SELECTION:
=====

Composite Grand Unified Theory

Description

This work presents a comprehensive Composite Grand Unified Theory (CGUT) that aims to unify several advanced concepts in modern physics into a single coherent framework. At high energies, our theory posits that spacetime is best described by a noncommutative (or discrete) geometry, formulated via the spectral action principle, which naturally transitions to classical General Relativity at low energies.

Key innovations of the theory include:

  • Noncommutative Geometry and Gravity: A rigorous mathematical framework based on spectral triples and the spectral action, which recovers the Einstein–Hilbert action in the continuum limit, providing a high-energy description of spacetime.
  • Novel Dynamical Fields (TAI and BFU): The introduction of the Theory of Absolute Inclusion (TAI) field, which ensures a non-zero vacuum energy and may contribute to dark energy, and the Bubbling Foam Universe (BFU) field, which drives bubble-like cosmic dynamics and may explain large-scale structure.
  • Quantum Noise-Enhanced Entanglement: An exploration of how quantum noise, rather than solely causing decoherence, can enhance entanglement among fields, modifying the primordial density fluctuations and potentially leaving unique signatures in the cosmic microwave background (CMB) and large-scale structure (LSS).
  • Hidden-Sector SUSY Breaking: A mechanism whereby supersymmetry is dynamically broken in a hidden sector and its effects are communicated via gravitational mediation. This, in combination with asymptotic safety and nonlocal regulators from noncommutative geometry, protects the Higgs mass despite a high SUSY-breaking scale.

=====

REQUEST: Please name the field that, according to the description above, ensures a non-zero vacuum energy.

Box annotation data:
=====

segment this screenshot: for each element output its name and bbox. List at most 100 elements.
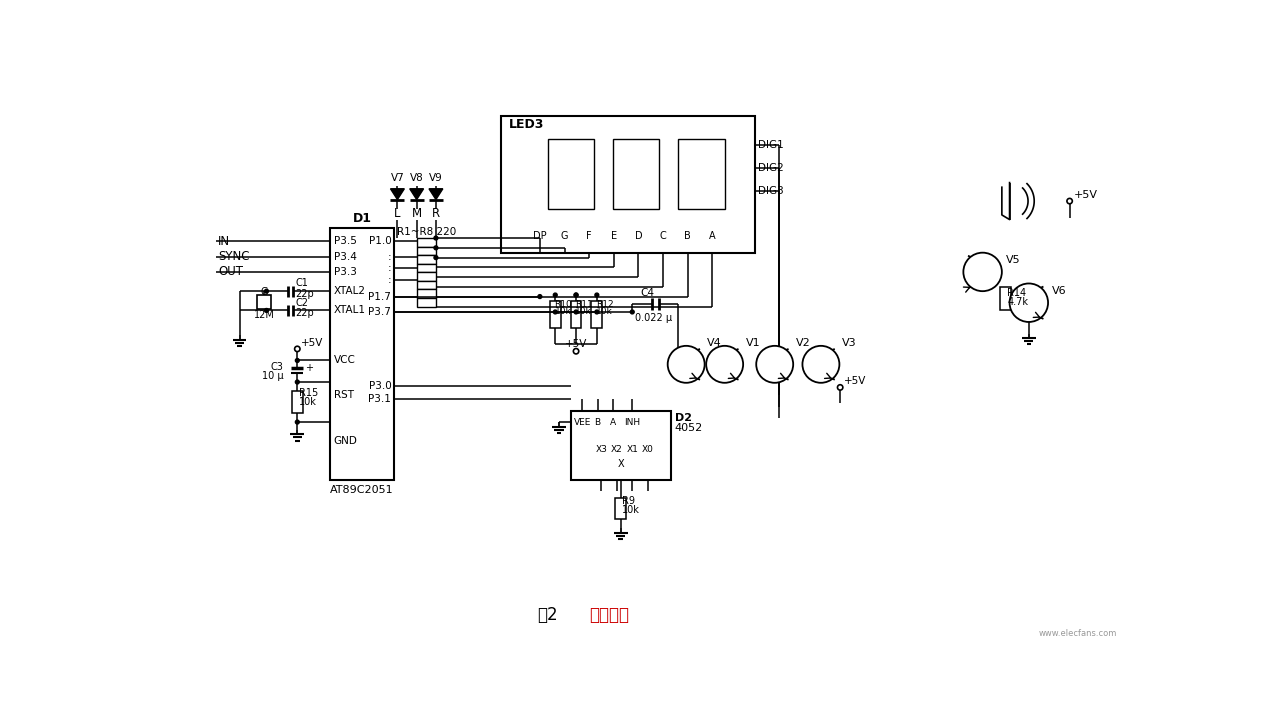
Bar bbox=[571, 301, 581, 328]
Circle shape bbox=[553, 293, 557, 297]
Bar bbox=[417, 264, 436, 272]
Text: E: E bbox=[611, 231, 617, 241]
Text: R11: R11 bbox=[575, 300, 593, 309]
Bar bbox=[547, 139, 594, 209]
Text: V1: V1 bbox=[746, 338, 760, 348]
Circle shape bbox=[265, 289, 269, 293]
Text: X: X bbox=[617, 460, 623, 470]
Bar bbox=[417, 247, 436, 255]
Text: OUT: OUT bbox=[218, 266, 244, 278]
Polygon shape bbox=[409, 189, 423, 200]
Text: AT89C2051: AT89C2051 bbox=[330, 485, 394, 495]
Text: P3.7: P3.7 bbox=[368, 307, 391, 317]
Text: 0.022 μ: 0.022 μ bbox=[635, 313, 672, 323]
Polygon shape bbox=[390, 189, 404, 200]
Circle shape bbox=[1067, 198, 1072, 204]
Bar bbox=[592, 301, 602, 328]
Text: P3.3: P3.3 bbox=[334, 267, 357, 277]
Text: C1: C1 bbox=[295, 279, 307, 288]
Bar bbox=[550, 301, 561, 328]
Text: DP: DP bbox=[533, 231, 547, 241]
Circle shape bbox=[574, 348, 579, 354]
Text: R10: R10 bbox=[555, 300, 572, 309]
Text: X0: X0 bbox=[641, 444, 654, 454]
Text: R: R bbox=[432, 207, 440, 220]
Text: 电原理图: 电原理图 bbox=[589, 605, 629, 624]
Text: 10k: 10k bbox=[575, 307, 592, 317]
Circle shape bbox=[574, 310, 578, 314]
Text: IN: IN bbox=[218, 234, 229, 248]
Text: GND: GND bbox=[334, 436, 357, 446]
Text: 22p: 22p bbox=[295, 309, 314, 319]
Text: C3: C3 bbox=[270, 362, 283, 372]
Text: M: M bbox=[412, 207, 422, 220]
Bar bbox=[571, 410, 671, 480]
Text: 10k: 10k bbox=[298, 397, 316, 407]
Bar bbox=[616, 497, 626, 519]
Circle shape bbox=[630, 310, 634, 314]
Text: :: : bbox=[388, 274, 391, 285]
Text: V4: V4 bbox=[706, 338, 722, 348]
Text: 4052: 4052 bbox=[674, 423, 703, 433]
Circle shape bbox=[538, 295, 542, 298]
Text: www.elecfans.com: www.elecfans.com bbox=[1039, 629, 1117, 638]
Circle shape bbox=[668, 346, 705, 383]
Text: VCC: VCC bbox=[334, 356, 356, 365]
Circle shape bbox=[434, 246, 437, 250]
Text: 22p: 22p bbox=[295, 289, 314, 299]
Bar bbox=[417, 238, 436, 247]
Text: 10k: 10k bbox=[622, 505, 640, 515]
Text: G: G bbox=[260, 287, 268, 297]
Text: D: D bbox=[635, 231, 643, 241]
Text: D1: D1 bbox=[352, 212, 371, 225]
Text: 图2: 图2 bbox=[537, 605, 558, 624]
Text: DIG3: DIG3 bbox=[757, 186, 784, 196]
Circle shape bbox=[296, 380, 300, 384]
Circle shape bbox=[706, 346, 743, 383]
Text: P1.0: P1.0 bbox=[368, 236, 391, 246]
Circle shape bbox=[553, 310, 557, 314]
Text: X1: X1 bbox=[626, 444, 639, 454]
Circle shape bbox=[296, 420, 300, 424]
Bar bbox=[613, 139, 659, 209]
Bar bbox=[501, 116, 756, 253]
Text: P3.0: P3.0 bbox=[368, 381, 391, 391]
Circle shape bbox=[838, 385, 843, 390]
Text: B: B bbox=[685, 231, 691, 241]
Bar bbox=[1001, 287, 1011, 311]
Text: 10k: 10k bbox=[597, 307, 613, 317]
Circle shape bbox=[574, 293, 578, 297]
Text: V9: V9 bbox=[428, 173, 442, 183]
Text: XTAL2: XTAL2 bbox=[334, 286, 366, 296]
Circle shape bbox=[296, 359, 300, 362]
Text: V8: V8 bbox=[409, 173, 423, 183]
Text: P3.1: P3.1 bbox=[368, 394, 391, 404]
Text: X3: X3 bbox=[595, 444, 607, 454]
Bar bbox=[417, 290, 436, 298]
Text: R14: R14 bbox=[1007, 287, 1026, 298]
Text: C: C bbox=[659, 231, 667, 241]
Text: XTAL1: XTAL1 bbox=[334, 306, 366, 315]
Polygon shape bbox=[428, 189, 442, 200]
Text: +5V: +5V bbox=[844, 376, 867, 386]
Text: R15: R15 bbox=[298, 388, 317, 398]
Bar bbox=[417, 255, 436, 264]
Text: LED3: LED3 bbox=[509, 118, 544, 131]
Text: F: F bbox=[586, 231, 592, 241]
Text: V5: V5 bbox=[1006, 256, 1020, 266]
Circle shape bbox=[802, 346, 839, 383]
Text: C4: C4 bbox=[640, 288, 654, 298]
Text: INH: INH bbox=[625, 417, 640, 427]
Text: RST: RST bbox=[334, 390, 353, 400]
Text: R12: R12 bbox=[597, 300, 613, 309]
Text: A: A bbox=[609, 417, 616, 427]
Text: V6: V6 bbox=[1052, 286, 1066, 296]
Text: X2: X2 bbox=[611, 444, 622, 454]
Text: V2: V2 bbox=[796, 338, 810, 348]
Bar bbox=[258, 295, 272, 309]
Text: V3: V3 bbox=[842, 338, 857, 348]
Bar bbox=[678, 139, 724, 209]
Text: 10 μ: 10 μ bbox=[261, 371, 283, 381]
Circle shape bbox=[756, 346, 793, 383]
Text: +5V: +5V bbox=[1074, 190, 1098, 200]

=====

THE RESPONSE: The Theory of Absolute Inclusion (TAI) field.